→ **PROMPT A**
In the travel post, how much did the two double-entry visas cost?

===== GIVEN TEXT =====

On the way uphill on the Skyline Trail, Mt. Mulanje

My previous post, about our Zimbabwe travels, ended with us leaving Zimbabwe on Monday, July 4th and being shaken down by the customs officials in a combined Zimbabwean-Zambian operation.  It took hours and was very unpleasant (and fairly costly, with $40 in bribes, $27 in fees to touts, $73 in customs fees/carbon tax/third party insurance/road tolls and $160 for two double-entry visas).  We finally drove into Zambia late in the afternoon and scrounged around in the dismal little town of Chirundu for food, phone credit and beer before driving 8 km along a rough dirt track to the campsite at the Gwabi River Camp.  I’m sure that most of the time this is a wonderful place to stay, right on the Kafue River, with nice sunsets, good birds and some peace and quiet.  Unfortunately, it was a four-day weekend in Zambia and half of the white population of Lusaka had descended on Gwabi to party.  The campsite was full to overflowing with huge groups of drunk whites racing around in powerboats, shouting and playing music at full blast on their massive sound systems.  It was a terrible shock to the system after the perfect peace of Mana Pools.  We slept poorly as 1980s pop duelled with Bollywood film scores in the night air.

The next morning saw us have a quiet morning while the campground emptied of yobbos in various states of hangover.  Once everyone had left, it was a pretty place and I went for a long run and did some yoga before we packed up Stanley and drove to Lusaka.  Aside from some construction near Chirundu, the road was in good shape, fairly empty of traffic and running through some pretty hills.  We climbed back up from the Zambezi at 500 metres above sea level to the plateau at 1300 metres that makes up much of the country, passing through pretty savannah and scrub forest and the occasional town.  We entered the sprawl of Lusaka and were pleasantly surprised at the wealthy suburbs and newly-built malls that line the southern approaches to the city. We were staying at the house of my friend and former fellow LAS teacher Nathalie; she is now teaching in Lusaka, and we had to meet one of her relatives to pick up the house keys as Nathalie was already away on summer holidays.  We picked up the keys at a very fancy shopping mall from Fran, her cousin’s girlfriend, and had a good discussion over Italian gelato about life in Zambia as one of the small white community.  Unlike in Zimbabwe, the Zambian government has not been evicting white farmers from their land, and has in fact been recruiting Zimbabwean and South African farmers to come establish new commercial farms in the country.  The mall was full of white faces, most of them long-time (or life-long) Zambian residents, and it felt not unlike South Africa or Zimbabwe.  We did some grocery shopping and then headed back into the city centre to Nathalie’s place, where she lives in a pleasant compound with other teachers from her school.  Her neighbour Vicky, whom we had met in Livingstone back in March, was home and we had dinner with her that evening.

===== DATASET ENTRIES =====

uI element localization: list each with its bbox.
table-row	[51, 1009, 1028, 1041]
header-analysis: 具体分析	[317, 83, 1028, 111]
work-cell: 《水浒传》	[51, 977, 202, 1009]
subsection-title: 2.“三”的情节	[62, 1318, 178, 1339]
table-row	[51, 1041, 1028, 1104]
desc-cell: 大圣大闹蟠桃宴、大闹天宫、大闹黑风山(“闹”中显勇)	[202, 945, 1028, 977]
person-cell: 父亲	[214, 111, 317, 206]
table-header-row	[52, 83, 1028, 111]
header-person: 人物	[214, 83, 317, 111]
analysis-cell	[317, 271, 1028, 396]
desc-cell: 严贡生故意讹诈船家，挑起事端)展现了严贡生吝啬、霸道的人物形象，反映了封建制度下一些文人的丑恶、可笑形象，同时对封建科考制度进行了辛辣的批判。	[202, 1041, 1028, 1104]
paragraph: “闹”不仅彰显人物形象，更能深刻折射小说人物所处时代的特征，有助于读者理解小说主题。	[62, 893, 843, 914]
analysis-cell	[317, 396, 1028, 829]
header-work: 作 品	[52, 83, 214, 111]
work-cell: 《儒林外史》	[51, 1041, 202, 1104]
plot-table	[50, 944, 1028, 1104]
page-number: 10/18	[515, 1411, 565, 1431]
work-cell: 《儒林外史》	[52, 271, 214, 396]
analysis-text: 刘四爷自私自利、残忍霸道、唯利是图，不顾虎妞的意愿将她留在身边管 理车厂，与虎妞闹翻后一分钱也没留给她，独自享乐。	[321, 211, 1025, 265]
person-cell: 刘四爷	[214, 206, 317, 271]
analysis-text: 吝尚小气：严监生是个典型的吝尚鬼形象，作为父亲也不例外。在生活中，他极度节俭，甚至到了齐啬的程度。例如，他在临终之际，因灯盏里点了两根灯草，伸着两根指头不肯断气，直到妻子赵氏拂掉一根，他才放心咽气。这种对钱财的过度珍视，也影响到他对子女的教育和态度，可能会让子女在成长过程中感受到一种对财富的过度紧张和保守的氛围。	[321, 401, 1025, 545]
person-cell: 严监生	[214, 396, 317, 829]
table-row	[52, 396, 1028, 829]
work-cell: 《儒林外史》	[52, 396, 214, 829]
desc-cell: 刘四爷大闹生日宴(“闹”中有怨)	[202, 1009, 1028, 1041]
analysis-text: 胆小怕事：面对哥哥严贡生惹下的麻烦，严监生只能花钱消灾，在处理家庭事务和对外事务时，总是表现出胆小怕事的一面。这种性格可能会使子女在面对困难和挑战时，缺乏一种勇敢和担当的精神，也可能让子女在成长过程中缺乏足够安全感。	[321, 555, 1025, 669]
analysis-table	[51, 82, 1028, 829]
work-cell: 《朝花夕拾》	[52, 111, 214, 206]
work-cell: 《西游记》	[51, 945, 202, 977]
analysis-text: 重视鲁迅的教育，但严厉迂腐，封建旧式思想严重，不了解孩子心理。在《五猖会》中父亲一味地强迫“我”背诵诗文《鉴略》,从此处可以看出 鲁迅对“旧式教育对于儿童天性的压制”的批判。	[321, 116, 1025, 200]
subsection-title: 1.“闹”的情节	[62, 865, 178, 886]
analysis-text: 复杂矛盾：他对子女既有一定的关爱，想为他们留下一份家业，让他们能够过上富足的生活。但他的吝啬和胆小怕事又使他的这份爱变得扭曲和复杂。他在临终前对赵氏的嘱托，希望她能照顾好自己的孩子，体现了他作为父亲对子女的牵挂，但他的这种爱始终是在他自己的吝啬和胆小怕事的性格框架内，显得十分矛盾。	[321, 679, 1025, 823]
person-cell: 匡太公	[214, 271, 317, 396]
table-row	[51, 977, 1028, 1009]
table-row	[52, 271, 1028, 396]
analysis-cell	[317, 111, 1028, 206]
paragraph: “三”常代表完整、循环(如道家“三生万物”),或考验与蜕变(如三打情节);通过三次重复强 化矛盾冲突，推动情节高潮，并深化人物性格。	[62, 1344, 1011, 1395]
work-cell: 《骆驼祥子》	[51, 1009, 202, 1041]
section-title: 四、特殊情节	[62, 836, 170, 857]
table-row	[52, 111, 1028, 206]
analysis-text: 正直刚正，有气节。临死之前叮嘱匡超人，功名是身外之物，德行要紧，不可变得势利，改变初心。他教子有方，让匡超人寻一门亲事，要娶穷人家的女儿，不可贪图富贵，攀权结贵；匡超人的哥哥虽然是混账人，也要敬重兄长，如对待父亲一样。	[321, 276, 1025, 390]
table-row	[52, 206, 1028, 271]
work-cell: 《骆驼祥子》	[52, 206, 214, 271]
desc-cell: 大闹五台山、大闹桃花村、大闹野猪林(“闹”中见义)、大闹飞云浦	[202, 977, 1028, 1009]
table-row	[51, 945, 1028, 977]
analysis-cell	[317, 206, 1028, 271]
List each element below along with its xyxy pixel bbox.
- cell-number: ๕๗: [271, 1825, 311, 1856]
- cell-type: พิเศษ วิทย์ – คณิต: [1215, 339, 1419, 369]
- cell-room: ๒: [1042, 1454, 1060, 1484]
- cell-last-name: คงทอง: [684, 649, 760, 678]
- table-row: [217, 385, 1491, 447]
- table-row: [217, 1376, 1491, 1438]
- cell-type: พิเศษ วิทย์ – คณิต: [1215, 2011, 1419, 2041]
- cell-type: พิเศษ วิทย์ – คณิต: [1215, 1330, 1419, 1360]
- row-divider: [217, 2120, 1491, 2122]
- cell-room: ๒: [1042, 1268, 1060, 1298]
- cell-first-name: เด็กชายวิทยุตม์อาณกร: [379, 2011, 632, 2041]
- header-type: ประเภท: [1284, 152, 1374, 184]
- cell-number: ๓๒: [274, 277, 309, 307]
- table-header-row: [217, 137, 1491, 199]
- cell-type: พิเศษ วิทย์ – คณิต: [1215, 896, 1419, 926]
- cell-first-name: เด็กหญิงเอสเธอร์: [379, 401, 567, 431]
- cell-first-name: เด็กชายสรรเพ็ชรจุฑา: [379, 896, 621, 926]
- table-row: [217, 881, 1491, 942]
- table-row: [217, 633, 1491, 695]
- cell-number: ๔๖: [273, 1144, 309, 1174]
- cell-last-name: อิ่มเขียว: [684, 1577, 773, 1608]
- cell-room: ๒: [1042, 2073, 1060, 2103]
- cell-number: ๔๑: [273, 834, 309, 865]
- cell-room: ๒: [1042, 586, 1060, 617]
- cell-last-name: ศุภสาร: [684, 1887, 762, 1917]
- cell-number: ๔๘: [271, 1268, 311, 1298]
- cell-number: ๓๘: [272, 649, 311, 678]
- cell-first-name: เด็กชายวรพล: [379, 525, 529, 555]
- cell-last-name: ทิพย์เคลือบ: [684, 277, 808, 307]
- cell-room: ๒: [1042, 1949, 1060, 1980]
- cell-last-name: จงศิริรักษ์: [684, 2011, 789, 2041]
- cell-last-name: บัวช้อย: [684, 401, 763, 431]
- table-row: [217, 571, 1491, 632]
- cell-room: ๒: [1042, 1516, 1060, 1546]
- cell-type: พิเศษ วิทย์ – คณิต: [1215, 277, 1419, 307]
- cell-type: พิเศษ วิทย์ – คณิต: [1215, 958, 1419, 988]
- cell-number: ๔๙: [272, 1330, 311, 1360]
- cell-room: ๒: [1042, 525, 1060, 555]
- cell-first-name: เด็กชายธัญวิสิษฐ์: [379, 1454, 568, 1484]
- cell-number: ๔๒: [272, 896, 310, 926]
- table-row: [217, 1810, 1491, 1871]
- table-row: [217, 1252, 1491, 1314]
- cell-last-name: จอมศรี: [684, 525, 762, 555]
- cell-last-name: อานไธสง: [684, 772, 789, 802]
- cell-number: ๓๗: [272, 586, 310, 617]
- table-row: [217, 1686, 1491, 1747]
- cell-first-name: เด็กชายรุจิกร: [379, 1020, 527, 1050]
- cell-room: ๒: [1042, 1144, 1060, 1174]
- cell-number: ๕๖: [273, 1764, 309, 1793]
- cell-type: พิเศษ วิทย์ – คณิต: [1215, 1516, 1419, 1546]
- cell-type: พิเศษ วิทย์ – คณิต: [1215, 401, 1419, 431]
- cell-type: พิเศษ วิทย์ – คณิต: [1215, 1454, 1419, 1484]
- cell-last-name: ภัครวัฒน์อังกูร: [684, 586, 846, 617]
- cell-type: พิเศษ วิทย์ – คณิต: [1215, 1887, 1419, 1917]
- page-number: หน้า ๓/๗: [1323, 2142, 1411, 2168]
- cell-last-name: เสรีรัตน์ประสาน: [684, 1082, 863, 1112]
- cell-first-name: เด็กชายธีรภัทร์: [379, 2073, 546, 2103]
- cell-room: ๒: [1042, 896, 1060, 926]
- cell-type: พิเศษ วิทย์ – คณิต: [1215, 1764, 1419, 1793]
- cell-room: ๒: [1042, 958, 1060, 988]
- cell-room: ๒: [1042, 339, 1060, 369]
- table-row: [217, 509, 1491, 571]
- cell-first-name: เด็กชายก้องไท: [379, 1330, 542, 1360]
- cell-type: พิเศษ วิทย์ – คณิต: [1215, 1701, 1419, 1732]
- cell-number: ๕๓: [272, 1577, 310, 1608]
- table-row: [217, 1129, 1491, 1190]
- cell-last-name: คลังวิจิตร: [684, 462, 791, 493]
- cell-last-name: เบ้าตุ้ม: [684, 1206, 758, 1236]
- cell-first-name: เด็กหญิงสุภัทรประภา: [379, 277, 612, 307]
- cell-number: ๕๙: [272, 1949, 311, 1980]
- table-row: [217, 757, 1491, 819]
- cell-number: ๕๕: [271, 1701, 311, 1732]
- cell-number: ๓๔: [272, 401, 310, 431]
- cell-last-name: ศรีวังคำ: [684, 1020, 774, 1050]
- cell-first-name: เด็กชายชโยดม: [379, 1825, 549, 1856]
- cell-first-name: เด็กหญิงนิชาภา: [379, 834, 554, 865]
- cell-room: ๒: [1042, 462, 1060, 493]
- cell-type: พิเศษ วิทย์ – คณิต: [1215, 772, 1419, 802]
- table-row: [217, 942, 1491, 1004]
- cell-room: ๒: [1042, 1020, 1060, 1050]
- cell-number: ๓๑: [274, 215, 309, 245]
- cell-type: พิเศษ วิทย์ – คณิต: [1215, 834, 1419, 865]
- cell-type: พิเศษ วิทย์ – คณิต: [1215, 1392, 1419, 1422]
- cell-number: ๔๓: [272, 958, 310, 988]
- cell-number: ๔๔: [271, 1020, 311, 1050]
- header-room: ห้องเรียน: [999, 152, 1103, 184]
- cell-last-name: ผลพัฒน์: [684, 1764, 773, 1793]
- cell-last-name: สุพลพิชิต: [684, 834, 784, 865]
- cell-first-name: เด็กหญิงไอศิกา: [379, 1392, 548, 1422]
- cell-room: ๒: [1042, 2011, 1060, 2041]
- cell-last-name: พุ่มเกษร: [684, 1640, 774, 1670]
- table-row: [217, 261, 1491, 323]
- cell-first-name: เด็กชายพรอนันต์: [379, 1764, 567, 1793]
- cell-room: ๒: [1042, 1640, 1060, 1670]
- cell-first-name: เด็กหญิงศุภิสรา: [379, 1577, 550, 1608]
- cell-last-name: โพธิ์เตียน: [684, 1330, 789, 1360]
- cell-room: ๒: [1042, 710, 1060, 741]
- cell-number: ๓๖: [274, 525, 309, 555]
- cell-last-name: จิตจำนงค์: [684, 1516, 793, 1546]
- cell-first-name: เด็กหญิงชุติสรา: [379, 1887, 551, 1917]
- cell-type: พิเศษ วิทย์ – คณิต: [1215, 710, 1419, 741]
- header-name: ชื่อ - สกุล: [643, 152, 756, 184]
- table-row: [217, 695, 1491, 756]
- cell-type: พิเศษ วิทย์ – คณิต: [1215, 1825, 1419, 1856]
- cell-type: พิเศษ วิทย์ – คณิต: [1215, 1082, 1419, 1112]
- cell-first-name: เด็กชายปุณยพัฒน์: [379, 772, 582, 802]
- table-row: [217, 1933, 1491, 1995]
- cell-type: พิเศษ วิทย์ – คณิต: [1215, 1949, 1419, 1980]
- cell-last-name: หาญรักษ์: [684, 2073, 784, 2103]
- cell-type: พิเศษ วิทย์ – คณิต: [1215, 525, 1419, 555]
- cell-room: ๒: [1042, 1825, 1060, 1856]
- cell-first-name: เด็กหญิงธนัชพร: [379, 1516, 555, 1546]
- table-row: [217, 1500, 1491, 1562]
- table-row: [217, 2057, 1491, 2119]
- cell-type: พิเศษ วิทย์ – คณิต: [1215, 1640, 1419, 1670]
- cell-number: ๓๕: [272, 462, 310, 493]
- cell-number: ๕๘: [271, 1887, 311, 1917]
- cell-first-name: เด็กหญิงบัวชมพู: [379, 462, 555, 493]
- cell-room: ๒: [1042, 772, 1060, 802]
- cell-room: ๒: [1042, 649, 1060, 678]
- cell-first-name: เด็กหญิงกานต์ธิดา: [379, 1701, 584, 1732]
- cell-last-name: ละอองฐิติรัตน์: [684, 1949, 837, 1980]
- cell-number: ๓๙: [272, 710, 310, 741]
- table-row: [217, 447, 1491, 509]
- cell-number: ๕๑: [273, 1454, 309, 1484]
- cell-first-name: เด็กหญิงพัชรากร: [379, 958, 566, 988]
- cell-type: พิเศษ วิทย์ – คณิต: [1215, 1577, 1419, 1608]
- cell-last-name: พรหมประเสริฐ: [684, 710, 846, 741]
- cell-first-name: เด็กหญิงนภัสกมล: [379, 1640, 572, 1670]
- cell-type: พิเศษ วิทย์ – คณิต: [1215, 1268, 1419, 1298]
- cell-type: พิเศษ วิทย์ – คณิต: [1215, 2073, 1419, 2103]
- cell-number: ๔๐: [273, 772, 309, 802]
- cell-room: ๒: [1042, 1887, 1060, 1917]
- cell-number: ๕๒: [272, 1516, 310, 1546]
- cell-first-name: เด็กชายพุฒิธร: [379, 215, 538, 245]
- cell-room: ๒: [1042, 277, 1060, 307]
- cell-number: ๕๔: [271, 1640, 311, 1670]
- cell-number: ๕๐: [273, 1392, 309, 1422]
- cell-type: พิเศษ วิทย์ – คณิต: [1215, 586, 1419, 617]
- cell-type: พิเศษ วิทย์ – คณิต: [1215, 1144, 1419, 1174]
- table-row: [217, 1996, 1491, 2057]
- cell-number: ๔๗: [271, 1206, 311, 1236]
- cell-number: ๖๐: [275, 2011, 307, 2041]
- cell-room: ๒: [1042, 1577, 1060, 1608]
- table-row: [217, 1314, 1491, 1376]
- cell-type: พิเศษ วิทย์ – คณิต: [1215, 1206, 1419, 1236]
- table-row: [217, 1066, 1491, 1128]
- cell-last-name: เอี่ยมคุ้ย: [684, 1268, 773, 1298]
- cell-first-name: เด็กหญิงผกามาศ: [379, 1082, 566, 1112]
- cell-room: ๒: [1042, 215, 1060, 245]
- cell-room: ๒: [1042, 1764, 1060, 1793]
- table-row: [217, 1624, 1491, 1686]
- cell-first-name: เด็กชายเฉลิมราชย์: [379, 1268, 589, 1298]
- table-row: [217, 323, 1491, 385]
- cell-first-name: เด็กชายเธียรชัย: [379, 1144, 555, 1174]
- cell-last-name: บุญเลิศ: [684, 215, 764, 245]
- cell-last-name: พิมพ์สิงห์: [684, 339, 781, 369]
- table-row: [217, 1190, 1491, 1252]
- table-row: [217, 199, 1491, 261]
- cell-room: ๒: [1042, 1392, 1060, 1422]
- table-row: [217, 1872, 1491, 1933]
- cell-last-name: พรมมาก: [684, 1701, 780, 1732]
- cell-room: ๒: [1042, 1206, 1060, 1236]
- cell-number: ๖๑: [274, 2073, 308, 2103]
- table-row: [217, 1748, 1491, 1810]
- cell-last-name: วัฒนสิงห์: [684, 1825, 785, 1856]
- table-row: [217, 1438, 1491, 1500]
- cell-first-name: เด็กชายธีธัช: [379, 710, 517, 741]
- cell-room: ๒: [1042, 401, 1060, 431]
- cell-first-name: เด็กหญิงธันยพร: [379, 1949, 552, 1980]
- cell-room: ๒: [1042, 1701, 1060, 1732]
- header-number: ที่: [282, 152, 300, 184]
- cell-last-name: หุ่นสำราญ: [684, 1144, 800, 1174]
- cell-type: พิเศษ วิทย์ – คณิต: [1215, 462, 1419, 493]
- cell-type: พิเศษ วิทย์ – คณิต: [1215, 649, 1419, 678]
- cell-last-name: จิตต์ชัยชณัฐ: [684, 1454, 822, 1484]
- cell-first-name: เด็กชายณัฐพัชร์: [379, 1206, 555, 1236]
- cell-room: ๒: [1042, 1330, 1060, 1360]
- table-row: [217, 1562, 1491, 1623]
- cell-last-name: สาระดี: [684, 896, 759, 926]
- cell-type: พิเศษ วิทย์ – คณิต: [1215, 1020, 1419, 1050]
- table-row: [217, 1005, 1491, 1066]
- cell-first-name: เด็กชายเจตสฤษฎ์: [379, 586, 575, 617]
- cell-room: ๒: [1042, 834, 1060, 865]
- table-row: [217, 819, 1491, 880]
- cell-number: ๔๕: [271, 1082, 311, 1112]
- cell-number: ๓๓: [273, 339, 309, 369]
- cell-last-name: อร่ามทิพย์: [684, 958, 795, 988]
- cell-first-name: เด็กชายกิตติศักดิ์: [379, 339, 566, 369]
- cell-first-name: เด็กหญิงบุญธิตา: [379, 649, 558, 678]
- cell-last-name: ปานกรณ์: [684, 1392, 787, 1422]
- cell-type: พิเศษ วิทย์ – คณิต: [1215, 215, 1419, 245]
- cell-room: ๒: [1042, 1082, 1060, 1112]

=====

→ **PROMPT B**
Collect every line of the records that contains the string "desc".

→ **EXERCISE ANSWER A**
$160

→ **EXERCISE ANSWER B**
desc-cell: 大圣大闹蟠桃宴、大闹天宫、大闹黑风山(“闹”中显勇)	[202, 945, 1028, 977]
desc-cell: 严贡生故意讹诈船家，挑起事端)展现了严贡生吝啬、霸道的人物形象，反映了封建制度下一些文人的丑恶、可笑形象，同时对封建科考制度进行了辛辣的批判。	[202, 1041, 1028, 1104]
desc-cell: 刘四爷大闹生日宴(“闹”中有怨)	[202, 1009, 1028, 1041]
desc-cell: 大闹五台山、大闹桃花村、大闹野猪林(“闹”中见义)、大闹飞云浦	[202, 977, 1028, 1009]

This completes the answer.